» **Task objective**:
Every line below is to be copied exactly, with the pictures left out.

[Data records]
···

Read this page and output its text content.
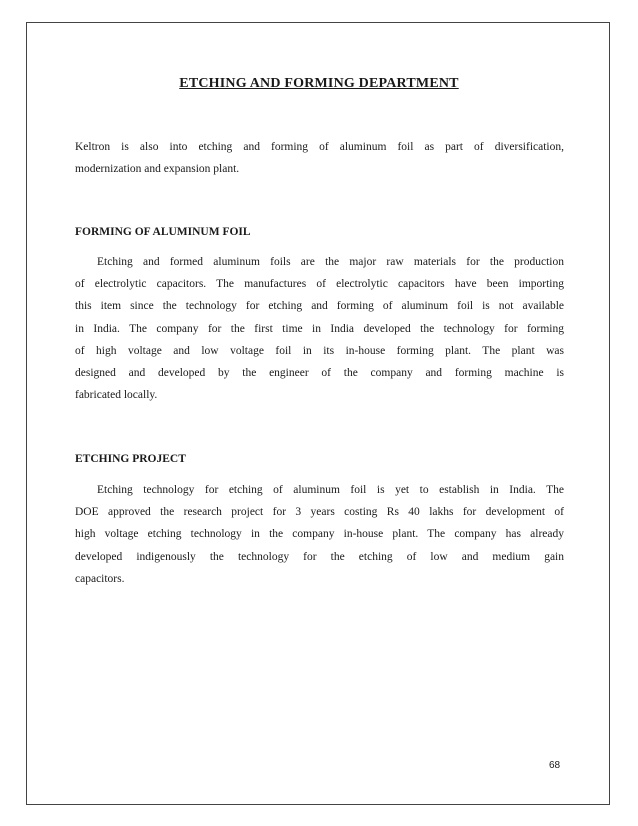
ETCHING AND FORMING DEPARTMENT

Keltron is also into etching and forming of aluminum foil as part of diversification,
modernization and expansion plant.

FORMING OF ALUMINUM FOIL

Etching and formed aluminum foils are the major raw materials for the production
of electrolytic capacitors. The manufactures of electrolytic capacitors have been importing
this item since the technology for etching and forming of aluminum foil is not available
in India. The company for the first time in India developed the technology for forming
of high voltage and low voltage foil in its in-house forming plant. The plant was
designed and developed by the engineer of the company and forming machine is
fabricated locally.

ETCHING PROJECT

Etching technology for etching of aluminum foil is yet to establish in India. The
DOE approved the research project for 3 years costing Rs 40 lakhs for development of
high voltage etching technology in the company in-house plant. The company has already
developed indigenously the technology for the etching of low and medium gain
capacitors.

68
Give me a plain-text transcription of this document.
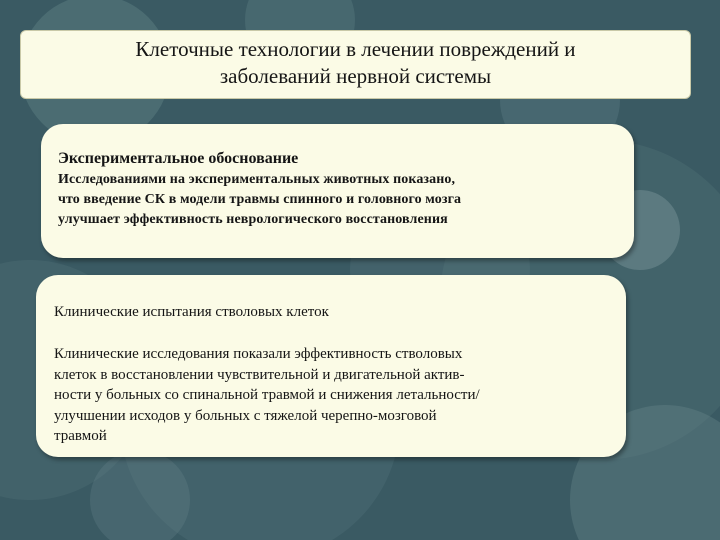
Клеточные технологии в лечении повреждений и
заболеваний нервной системы
Экспериментальное обоснование
Исследованиями на экспериментальных животных показано,
что введение СК в модели травмы спинного и головного мозга
улучшает эффективность неврологического восстановления
Клинические испытания стволовых клеток
Клинические исследования показали эффективность стволовых
клеток в восстановлении чувствительной и двигательной актив-
ности у больных со спинальной травмой и снижения летальности/
улучшении исходов у больных с тяжелой черепно-мозговой
травмой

···

» **The completed task**:
Read this page and output its text content.
ETCHING AND FORMING DEPARTMENT

Keltron is also into etching and forming of aluminum foil as part of diversification,
modernization and expansion plant.

FORMING OF ALUMINUM FOIL

Etching and formed aluminum foils are the major raw materials for the production
of electrolytic capacitors. The manufactures of electrolytic capacitors have been importing
this item since the technology for etching and forming of aluminum foil is not available
in India. The company for the first time in India developed the technology for forming
of high voltage and low voltage foil in its in-house forming plant. The plant was
designed and developed by the engineer of the company and forming machine is
fabricated locally.

ETCHING PROJECT

Etching technology for etching of aluminum foil is yet to establish in India. The
DOE approved the research project for 3 years costing Rs 40 lakhs for development of
high voltage etching technology in the company in-house plant. The company has already
developed indigenously the technology for the etching of low and medium gain
capacitors.

68
Give me a plain-text transcription of this document.
Клеточные технологии в лечении повреждений и
заболеваний нервной системы
Экспериментальное обоснование
Исследованиями на экспериментальных животных показано,
что введение СК в модели травмы спинного и головного мозга
улучшает эффективность неврологического восстановления
Клинические испытания стволовых клеток
Клинические исследования показали эффективность стволовых
клеток в восстановлении чувствительной и двигательной актив-
ности у больных со спинальной травмой и снижения летальности/
улучшении исходов у больных с тяжелой черепно-мозговой
травмой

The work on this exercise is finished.